**Что сделать:**
Перепишите все записи ниже слово в слово, без единого изменения.

**Строки:**

══════

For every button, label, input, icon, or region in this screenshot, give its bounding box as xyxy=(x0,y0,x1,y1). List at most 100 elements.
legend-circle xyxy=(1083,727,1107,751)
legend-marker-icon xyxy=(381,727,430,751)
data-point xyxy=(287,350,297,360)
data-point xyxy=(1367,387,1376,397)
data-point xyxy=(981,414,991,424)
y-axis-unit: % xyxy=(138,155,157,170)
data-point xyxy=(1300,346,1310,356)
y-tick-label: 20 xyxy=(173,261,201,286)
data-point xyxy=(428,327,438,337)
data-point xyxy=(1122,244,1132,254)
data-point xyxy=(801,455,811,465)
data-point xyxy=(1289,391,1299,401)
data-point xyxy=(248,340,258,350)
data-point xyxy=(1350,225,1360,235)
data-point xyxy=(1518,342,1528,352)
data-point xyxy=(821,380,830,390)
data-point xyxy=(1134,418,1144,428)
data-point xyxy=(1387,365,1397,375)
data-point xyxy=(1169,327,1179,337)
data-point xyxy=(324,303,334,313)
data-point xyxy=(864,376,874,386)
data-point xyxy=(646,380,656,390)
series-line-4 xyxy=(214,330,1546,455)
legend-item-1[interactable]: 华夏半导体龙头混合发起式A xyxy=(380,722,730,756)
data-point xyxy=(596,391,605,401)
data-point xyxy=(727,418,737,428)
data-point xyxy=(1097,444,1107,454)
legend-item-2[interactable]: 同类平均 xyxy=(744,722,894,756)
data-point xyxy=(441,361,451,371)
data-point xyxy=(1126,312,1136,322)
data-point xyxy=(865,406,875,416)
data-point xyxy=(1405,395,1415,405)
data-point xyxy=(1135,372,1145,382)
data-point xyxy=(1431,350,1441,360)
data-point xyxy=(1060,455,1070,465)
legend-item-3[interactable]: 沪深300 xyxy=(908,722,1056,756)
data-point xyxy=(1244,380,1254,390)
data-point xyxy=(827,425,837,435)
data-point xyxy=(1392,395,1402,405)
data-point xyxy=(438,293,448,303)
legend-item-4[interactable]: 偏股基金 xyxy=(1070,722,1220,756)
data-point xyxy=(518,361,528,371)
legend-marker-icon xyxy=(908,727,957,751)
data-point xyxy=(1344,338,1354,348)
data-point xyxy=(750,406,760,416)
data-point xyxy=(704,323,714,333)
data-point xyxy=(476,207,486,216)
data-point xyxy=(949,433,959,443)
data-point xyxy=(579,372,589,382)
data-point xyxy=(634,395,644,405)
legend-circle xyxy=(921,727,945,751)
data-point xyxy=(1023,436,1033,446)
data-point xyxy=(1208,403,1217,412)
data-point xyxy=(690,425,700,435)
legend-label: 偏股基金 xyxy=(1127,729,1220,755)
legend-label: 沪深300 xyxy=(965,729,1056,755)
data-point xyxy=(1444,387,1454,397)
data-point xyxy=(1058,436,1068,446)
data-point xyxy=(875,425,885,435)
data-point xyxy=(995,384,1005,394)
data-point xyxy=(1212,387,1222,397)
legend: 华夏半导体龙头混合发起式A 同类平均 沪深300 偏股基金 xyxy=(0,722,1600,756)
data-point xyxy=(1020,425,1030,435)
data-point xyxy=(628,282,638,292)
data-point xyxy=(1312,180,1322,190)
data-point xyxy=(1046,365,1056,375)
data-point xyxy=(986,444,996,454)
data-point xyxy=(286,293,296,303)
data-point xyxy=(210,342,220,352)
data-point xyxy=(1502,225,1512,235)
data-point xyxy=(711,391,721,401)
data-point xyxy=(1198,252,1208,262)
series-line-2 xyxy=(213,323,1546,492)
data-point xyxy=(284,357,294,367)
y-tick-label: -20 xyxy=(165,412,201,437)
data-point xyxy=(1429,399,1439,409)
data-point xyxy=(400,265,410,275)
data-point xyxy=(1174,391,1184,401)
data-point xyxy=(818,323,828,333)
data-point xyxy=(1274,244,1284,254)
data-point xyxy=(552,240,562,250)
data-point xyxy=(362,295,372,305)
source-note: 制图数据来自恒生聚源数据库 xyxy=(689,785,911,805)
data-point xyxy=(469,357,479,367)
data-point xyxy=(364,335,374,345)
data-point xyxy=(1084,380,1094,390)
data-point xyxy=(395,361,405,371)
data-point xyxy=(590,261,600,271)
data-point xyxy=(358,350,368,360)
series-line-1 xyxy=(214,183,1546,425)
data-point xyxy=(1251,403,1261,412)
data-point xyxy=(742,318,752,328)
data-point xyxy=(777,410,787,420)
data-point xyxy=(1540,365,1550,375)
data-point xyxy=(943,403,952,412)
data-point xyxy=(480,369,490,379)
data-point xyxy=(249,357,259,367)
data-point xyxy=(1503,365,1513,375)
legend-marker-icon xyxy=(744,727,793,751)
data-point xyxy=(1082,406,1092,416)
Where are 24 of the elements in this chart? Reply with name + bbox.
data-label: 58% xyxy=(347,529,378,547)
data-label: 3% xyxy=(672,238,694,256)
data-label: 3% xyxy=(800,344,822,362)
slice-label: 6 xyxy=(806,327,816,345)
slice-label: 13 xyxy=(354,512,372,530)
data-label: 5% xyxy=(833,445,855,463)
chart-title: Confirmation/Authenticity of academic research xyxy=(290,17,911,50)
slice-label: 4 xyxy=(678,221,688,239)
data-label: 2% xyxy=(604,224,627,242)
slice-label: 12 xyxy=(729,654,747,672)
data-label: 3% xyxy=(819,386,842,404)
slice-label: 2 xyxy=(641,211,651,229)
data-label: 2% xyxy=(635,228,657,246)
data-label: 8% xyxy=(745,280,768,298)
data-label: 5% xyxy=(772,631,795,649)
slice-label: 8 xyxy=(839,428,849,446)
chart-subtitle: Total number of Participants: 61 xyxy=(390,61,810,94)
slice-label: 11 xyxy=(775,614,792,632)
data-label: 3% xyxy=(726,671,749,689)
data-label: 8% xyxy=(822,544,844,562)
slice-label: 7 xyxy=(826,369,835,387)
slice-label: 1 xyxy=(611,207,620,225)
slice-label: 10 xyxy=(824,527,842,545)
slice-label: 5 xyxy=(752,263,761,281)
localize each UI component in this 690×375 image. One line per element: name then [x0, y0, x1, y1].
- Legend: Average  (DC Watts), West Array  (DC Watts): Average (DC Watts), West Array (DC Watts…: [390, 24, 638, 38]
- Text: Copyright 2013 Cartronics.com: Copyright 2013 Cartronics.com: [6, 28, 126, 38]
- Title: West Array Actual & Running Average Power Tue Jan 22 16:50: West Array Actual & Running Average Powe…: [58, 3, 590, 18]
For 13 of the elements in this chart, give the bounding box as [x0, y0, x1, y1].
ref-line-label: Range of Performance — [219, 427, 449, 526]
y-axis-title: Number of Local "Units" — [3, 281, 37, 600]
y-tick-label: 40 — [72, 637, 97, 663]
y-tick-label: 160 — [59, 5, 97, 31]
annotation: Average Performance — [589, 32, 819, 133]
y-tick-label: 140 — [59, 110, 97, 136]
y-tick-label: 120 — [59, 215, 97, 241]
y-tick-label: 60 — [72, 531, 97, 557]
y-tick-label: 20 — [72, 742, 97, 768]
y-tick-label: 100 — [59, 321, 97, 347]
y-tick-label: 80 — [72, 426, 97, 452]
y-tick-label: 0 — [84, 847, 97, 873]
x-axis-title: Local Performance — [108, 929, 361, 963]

══════

**Выполненное задание:**
For every button, label, input, icon, or region in this screenshot, give its bounding box as xyxy=(x0,y0,x1,y1). List at most 100 elements.
legend-circle xyxy=(1083,727,1107,751)
legend-marker-icon xyxy=(381,727,430,751)
data-point xyxy=(287,350,297,360)
data-point xyxy=(1367,387,1376,397)
data-point xyxy=(981,414,991,424)
y-axis-unit: % xyxy=(138,155,157,170)
data-point xyxy=(1300,346,1310,356)
y-tick-label: 20 xyxy=(173,261,201,286)
data-point xyxy=(428,327,438,337)
data-point xyxy=(1122,244,1132,254)
data-point xyxy=(801,455,811,465)
data-point xyxy=(1289,391,1299,401)
data-point xyxy=(248,340,258,350)
data-point xyxy=(1350,225,1360,235)
data-point xyxy=(1518,342,1528,352)
data-point xyxy=(821,380,830,390)
data-point xyxy=(1134,418,1144,428)
data-point xyxy=(1387,365,1397,375)
data-point xyxy=(1169,327,1179,337)
data-point xyxy=(324,303,334,313)
data-point xyxy=(864,376,874,386)
data-point xyxy=(646,380,656,390)
series-line-4 xyxy=(214,330,1546,455)
legend-item-1[interactable]: 华夏半导体龙头混合发起式A xyxy=(380,722,730,756)
data-point xyxy=(596,391,605,401)
data-point xyxy=(727,418,737,428)
data-point xyxy=(1097,444,1107,454)
legend-item-2[interactable]: 同类平均 xyxy=(744,722,894,756)
data-point xyxy=(441,361,451,371)
data-point xyxy=(1126,312,1136,322)
data-point xyxy=(865,406,875,416)
data-point xyxy=(1405,395,1415,405)
data-point xyxy=(1135,372,1145,382)
data-point xyxy=(1431,350,1441,360)
data-point xyxy=(1060,455,1070,465)
legend-item-3[interactable]: 沪深300 xyxy=(908,722,1056,756)
data-point xyxy=(1244,380,1254,390)
data-point xyxy=(827,425,837,435)
data-point xyxy=(1392,395,1402,405)
data-point xyxy=(438,293,448,303)
legend-item-4[interactable]: 偏股基金 xyxy=(1070,722,1220,756)
data-point xyxy=(518,361,528,371)
legend-marker-icon xyxy=(908,727,957,751)
data-point xyxy=(1344,338,1354,348)
data-point xyxy=(750,406,760,416)
data-point xyxy=(704,323,714,333)
data-point xyxy=(476,207,486,216)
data-point xyxy=(949,433,959,443)
data-point xyxy=(579,372,589,382)
data-point xyxy=(634,395,644,405)
legend-circle xyxy=(921,727,945,751)
data-point xyxy=(1023,436,1033,446)
data-point xyxy=(1208,403,1217,412)
data-point xyxy=(690,425,700,435)
legend-label: 偏股基金 xyxy=(1127,729,1220,755)
legend-label: 沪深300 xyxy=(965,729,1056,755)
data-point xyxy=(1444,387,1454,397)
data-point xyxy=(1058,436,1068,446)
data-point xyxy=(875,425,885,435)
data-point xyxy=(995,384,1005,394)
data-point xyxy=(1212,387,1222,397)
legend: 华夏半导体龙头混合发起式A 同类平均 沪深300 偏股基金 xyxy=(0,722,1600,756)
data-point xyxy=(1020,425,1030,435)
data-point xyxy=(628,282,638,292)
data-point xyxy=(1312,180,1322,190)
data-point xyxy=(1046,365,1056,375)
data-point xyxy=(986,444,996,454)
data-point xyxy=(286,293,296,303)
data-point xyxy=(210,342,220,352)
data-point xyxy=(1502,225,1512,235)
data-point xyxy=(711,391,721,401)
data-point xyxy=(1198,252,1208,262)
series-line-2 xyxy=(213,323,1546,492)
data-point xyxy=(284,357,294,367)
y-tick-label: -20 xyxy=(165,412,201,437)
data-point xyxy=(1429,399,1439,409)
data-point xyxy=(400,265,410,275)
data-point xyxy=(1174,391,1184,401)
data-point xyxy=(818,323,828,333)
data-point xyxy=(1274,244,1284,254)
data-point xyxy=(552,240,562,250)
data-point xyxy=(362,295,372,305)
source-note: 制图数据来自恒生聚源数据库 xyxy=(689,785,911,805)
data-point xyxy=(469,357,479,367)
data-point xyxy=(364,335,374,345)
data-point xyxy=(1084,380,1094,390)
data-point xyxy=(395,361,405,371)
data-point xyxy=(590,261,600,271)
data-point xyxy=(358,350,368,360)
series-line-1 xyxy=(214,183,1546,425)
data-point xyxy=(1251,403,1261,412)
data-point xyxy=(742,318,752,328)
data-point xyxy=(777,410,787,420)
data-point xyxy=(1540,365,1550,375)
data-point xyxy=(943,403,952,412)
data-point xyxy=(480,369,490,379)
data-point xyxy=(249,357,259,367)
data-point xyxy=(1503,365,1513,375)
legend-marker-icon xyxy=(744,727,793,751)
data-point xyxy=(1082,406,1092,416)
Where are 24 of the elements in this chart? Reply with name + bbox.
data-label: 58% xyxy=(347,529,378,547)
data-label: 3% xyxy=(672,238,694,256)
data-label: 3% xyxy=(800,344,822,362)
slice-label: 6 xyxy=(806,327,816,345)
slice-label: 13 xyxy=(354,512,372,530)
data-label: 5% xyxy=(833,445,855,463)
chart-title: Confirmation/Authenticity of academic research xyxy=(290,17,911,50)
slice-label: 4 xyxy=(678,221,688,239)
data-label: 2% xyxy=(604,224,627,242)
slice-label: 12 xyxy=(729,654,747,672)
data-label: 3% xyxy=(819,386,842,404)
slice-label: 2 xyxy=(641,211,651,229)
data-label: 2% xyxy=(635,228,657,246)
data-label: 8% xyxy=(745,280,768,298)
data-label: 5% xyxy=(772,631,795,649)
slice-label: 8 xyxy=(839,428,849,446)
chart-subtitle: Total number of Participants: 61 xyxy=(390,61,810,94)
slice-label: 11 xyxy=(775,614,792,632)
data-label: 3% xyxy=(726,671,749,689)
data-label: 8% xyxy=(822,544,844,562)
slice-label: 7 xyxy=(826,369,835,387)
slice-label: 1 xyxy=(611,207,620,225)
slice-label: 10 xyxy=(824,527,842,545)
slice-label: 5 xyxy=(752,263,761,281)
localize each UI component in this 690×375 image. One line per element: name then [x0, y0, x1, y1].
- Legend: Average  (DC Watts), West Array  (DC Watts): Average (DC Watts), West Array (DC Watts…: [390, 24, 638, 38]
- Text: Copyright 2013 Cartronics.com: Copyright 2013 Cartronics.com: [6, 28, 126, 38]
- Title: West Array Actual & Running Average Power Tue Jan 22 16:50: West Array Actual & Running Average Powe…: [58, 3, 590, 18]
For 13 of the elements in this chart, give the bounding box as [x0, y0, x1, y1].
ref-line-label: Range of Performance — [219, 427, 449, 526]
y-axis-title: Number of Local "Units" — [3, 281, 37, 600]
y-tick-label: 40 — [72, 637, 97, 663]
y-tick-label: 160 — [59, 5, 97, 31]
annotation: Average Performance — [589, 32, 819, 133]
y-tick-label: 140 — [59, 110, 97, 136]
y-tick-label: 120 — [59, 215, 97, 241]
y-tick-label: 60 — [72, 531, 97, 557]
y-tick-label: 20 — [72, 742, 97, 768]
y-tick-label: 100 — [59, 321, 97, 347]
y-tick-label: 80 — [72, 426, 97, 452]
y-tick-label: 0 — [84, 847, 97, 873]
x-axis-title: Local Performance — [108, 929, 361, 963]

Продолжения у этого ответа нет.